**What you have to do:**
Select all lines in the records that include "must".

## BEGIN Record extracts

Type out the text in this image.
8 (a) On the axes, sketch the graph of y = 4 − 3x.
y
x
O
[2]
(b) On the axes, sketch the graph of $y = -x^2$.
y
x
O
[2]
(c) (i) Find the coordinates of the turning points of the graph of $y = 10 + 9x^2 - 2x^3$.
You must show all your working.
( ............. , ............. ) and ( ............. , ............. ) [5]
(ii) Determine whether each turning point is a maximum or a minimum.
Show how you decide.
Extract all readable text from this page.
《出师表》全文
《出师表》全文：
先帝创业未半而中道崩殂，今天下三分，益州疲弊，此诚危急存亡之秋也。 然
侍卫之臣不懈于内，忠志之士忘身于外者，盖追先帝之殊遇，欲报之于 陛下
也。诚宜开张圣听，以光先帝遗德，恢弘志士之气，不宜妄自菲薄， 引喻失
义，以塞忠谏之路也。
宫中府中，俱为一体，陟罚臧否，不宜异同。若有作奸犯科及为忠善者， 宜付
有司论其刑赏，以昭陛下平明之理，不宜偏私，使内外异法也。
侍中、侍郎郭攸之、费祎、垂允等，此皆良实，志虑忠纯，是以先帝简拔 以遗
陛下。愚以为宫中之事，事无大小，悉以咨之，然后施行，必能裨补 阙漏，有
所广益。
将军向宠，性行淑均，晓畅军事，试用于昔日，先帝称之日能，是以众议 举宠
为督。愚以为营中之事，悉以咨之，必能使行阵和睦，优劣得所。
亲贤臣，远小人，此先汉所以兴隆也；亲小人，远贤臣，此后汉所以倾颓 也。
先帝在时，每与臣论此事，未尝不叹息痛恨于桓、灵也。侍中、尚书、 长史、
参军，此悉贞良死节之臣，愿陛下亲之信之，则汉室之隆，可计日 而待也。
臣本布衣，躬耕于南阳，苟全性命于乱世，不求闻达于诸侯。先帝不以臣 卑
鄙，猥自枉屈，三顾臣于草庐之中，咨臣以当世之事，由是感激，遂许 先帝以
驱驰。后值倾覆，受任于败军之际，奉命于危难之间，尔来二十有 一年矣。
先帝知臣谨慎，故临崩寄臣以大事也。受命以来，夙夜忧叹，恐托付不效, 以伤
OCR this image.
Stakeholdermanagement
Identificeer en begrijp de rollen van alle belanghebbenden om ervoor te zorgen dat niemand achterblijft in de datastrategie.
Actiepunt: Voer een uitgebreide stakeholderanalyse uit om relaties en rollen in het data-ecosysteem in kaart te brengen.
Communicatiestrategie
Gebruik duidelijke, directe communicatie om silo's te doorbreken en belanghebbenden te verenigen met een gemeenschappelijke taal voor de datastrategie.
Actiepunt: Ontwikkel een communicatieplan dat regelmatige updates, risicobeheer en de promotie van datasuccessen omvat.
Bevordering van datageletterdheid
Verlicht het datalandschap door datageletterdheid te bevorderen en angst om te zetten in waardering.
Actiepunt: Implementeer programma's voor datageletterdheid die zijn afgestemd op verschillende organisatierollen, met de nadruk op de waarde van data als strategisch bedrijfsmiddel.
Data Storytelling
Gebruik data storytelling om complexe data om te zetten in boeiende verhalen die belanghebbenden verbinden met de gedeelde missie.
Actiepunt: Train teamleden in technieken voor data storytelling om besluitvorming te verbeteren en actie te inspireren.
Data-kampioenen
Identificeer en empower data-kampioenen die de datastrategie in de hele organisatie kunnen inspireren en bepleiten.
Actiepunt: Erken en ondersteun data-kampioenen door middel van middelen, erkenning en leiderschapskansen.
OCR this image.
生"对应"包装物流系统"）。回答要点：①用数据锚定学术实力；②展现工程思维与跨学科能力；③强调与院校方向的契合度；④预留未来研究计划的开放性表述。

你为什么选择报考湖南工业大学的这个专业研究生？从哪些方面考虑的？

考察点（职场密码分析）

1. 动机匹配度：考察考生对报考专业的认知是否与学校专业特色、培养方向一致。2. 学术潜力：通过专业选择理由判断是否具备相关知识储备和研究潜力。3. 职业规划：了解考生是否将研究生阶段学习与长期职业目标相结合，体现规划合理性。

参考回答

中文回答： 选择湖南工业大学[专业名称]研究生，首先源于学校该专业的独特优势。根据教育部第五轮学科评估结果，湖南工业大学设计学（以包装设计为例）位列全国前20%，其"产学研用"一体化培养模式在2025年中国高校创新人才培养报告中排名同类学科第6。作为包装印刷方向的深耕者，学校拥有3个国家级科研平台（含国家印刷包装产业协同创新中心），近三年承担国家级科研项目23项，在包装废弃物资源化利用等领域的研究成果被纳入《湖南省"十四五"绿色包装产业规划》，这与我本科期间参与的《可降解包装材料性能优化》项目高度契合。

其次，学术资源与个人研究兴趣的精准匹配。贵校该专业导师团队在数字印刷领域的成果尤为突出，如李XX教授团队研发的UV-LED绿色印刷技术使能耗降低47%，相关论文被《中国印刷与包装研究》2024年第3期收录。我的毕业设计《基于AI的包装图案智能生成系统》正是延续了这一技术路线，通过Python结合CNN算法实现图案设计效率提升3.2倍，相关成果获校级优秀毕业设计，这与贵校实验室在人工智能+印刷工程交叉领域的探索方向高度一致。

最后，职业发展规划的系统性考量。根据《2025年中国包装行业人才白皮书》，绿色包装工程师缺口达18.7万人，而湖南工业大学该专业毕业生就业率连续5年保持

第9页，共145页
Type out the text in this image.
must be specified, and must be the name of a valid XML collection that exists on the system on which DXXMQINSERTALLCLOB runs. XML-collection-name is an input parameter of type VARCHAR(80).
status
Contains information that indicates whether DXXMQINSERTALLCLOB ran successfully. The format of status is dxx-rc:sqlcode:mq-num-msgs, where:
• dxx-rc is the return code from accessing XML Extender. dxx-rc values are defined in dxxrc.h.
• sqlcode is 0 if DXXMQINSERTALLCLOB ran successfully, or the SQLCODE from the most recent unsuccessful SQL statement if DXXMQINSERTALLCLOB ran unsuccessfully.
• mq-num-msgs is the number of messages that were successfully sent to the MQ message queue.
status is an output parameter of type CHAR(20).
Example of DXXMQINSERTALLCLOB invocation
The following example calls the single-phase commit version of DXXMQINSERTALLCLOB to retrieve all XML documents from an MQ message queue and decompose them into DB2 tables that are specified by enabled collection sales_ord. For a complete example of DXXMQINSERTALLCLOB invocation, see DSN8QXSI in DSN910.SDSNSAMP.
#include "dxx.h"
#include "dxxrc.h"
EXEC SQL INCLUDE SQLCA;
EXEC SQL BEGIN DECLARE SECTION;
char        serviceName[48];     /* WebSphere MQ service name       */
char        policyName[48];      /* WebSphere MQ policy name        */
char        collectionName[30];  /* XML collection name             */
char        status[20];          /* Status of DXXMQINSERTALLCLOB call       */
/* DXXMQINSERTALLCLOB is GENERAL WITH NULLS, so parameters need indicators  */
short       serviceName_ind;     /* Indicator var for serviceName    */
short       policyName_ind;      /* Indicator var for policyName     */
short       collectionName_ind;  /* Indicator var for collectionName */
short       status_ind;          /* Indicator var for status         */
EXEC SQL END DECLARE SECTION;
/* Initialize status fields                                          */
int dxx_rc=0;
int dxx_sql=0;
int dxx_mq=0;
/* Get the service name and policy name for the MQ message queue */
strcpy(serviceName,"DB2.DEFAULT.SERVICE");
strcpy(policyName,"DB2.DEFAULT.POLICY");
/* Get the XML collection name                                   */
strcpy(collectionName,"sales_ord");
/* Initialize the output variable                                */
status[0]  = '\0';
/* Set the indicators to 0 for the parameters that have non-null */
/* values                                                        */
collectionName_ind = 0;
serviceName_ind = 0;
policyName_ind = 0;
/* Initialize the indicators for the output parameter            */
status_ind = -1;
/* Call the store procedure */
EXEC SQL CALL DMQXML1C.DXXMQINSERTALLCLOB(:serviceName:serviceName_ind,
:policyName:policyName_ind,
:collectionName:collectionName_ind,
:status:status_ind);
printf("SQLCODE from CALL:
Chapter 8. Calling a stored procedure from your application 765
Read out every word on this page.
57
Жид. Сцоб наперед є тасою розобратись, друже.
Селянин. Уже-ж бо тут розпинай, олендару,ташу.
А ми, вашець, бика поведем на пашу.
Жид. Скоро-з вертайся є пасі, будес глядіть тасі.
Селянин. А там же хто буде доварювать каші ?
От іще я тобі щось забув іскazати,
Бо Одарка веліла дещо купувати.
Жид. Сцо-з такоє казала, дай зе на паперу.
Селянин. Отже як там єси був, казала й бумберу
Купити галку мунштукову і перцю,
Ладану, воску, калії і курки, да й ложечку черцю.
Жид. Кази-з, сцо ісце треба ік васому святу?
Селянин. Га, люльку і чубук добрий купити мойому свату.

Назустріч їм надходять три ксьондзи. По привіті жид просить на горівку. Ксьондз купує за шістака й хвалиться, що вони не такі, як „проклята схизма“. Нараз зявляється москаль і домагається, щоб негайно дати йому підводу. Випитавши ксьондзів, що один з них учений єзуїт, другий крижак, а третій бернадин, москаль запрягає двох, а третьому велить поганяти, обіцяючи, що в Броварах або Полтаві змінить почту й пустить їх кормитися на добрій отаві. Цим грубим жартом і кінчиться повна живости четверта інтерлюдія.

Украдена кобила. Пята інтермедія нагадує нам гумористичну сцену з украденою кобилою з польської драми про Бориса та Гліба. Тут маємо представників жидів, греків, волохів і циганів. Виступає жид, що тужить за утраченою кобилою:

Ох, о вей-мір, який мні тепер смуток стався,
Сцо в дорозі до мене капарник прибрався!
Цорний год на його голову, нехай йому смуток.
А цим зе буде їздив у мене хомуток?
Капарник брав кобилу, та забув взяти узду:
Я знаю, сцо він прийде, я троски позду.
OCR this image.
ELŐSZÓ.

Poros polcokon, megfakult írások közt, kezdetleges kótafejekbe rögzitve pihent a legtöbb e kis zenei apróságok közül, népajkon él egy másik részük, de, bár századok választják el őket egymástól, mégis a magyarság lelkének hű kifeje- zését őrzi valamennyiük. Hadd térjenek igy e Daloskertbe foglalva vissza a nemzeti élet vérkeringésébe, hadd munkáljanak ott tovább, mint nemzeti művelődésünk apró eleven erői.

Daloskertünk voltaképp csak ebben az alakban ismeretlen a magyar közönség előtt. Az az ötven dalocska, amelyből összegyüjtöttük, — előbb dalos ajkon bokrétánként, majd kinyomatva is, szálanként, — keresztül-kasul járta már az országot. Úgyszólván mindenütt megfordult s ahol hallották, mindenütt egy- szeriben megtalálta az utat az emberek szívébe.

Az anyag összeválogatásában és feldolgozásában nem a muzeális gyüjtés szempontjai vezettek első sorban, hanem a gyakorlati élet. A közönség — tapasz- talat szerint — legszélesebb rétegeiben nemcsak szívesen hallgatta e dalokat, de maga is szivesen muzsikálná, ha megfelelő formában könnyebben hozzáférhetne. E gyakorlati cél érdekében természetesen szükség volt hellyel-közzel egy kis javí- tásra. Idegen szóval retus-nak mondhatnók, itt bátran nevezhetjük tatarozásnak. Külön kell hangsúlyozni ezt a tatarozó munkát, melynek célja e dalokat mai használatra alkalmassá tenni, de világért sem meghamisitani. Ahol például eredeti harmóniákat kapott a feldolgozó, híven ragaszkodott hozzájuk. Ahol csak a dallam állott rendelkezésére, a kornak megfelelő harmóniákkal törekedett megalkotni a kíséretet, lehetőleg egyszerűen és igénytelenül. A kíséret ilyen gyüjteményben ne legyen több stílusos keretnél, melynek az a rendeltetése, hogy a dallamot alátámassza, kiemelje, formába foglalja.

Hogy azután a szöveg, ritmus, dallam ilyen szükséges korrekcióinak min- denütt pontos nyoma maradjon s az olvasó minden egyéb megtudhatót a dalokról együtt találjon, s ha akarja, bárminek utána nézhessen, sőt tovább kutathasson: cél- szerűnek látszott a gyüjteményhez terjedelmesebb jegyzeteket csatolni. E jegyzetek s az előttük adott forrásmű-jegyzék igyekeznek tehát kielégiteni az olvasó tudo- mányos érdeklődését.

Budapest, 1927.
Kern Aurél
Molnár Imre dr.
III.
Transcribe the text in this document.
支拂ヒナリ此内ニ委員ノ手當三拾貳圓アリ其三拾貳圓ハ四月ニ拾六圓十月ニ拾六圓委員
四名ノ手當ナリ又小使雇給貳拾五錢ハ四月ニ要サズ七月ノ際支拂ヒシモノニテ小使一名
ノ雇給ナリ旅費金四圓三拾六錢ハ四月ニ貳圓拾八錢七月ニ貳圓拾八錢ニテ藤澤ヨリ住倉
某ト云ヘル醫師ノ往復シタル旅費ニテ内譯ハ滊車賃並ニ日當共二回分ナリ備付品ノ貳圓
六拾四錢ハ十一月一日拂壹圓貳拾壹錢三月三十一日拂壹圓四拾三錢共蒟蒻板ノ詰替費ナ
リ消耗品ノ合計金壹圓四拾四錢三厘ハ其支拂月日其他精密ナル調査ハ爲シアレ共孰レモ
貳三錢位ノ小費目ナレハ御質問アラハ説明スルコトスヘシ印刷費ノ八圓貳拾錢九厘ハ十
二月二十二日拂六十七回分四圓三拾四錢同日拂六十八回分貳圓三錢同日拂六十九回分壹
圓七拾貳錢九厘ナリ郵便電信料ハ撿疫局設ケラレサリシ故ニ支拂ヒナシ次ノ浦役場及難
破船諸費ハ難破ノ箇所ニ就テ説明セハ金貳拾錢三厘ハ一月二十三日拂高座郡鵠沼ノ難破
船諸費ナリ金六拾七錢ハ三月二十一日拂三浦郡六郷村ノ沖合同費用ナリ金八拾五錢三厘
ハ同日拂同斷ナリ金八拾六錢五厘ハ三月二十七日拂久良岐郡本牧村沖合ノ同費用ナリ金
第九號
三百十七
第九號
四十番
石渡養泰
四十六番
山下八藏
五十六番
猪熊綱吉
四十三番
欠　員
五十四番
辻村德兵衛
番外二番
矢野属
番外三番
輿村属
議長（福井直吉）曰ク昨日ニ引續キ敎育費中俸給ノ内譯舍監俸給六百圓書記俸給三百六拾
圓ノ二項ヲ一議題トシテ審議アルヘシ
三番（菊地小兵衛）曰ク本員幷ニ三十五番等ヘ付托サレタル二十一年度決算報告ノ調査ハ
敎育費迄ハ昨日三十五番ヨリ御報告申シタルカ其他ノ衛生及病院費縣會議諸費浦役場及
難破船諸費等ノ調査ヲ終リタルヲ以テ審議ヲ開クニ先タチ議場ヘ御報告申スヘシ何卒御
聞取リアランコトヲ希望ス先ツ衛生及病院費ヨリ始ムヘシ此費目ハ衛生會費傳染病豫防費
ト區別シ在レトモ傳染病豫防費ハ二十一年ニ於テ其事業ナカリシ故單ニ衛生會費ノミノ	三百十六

## END Record extracts

**Solution to the problem:**
You must show all your working.
must be specified, and must be the name of a valid XML collection that exists on the system on which DXXMQINSERTALLCLOB runs. XML-collection-name is an input parameter of type VARCHAR(80).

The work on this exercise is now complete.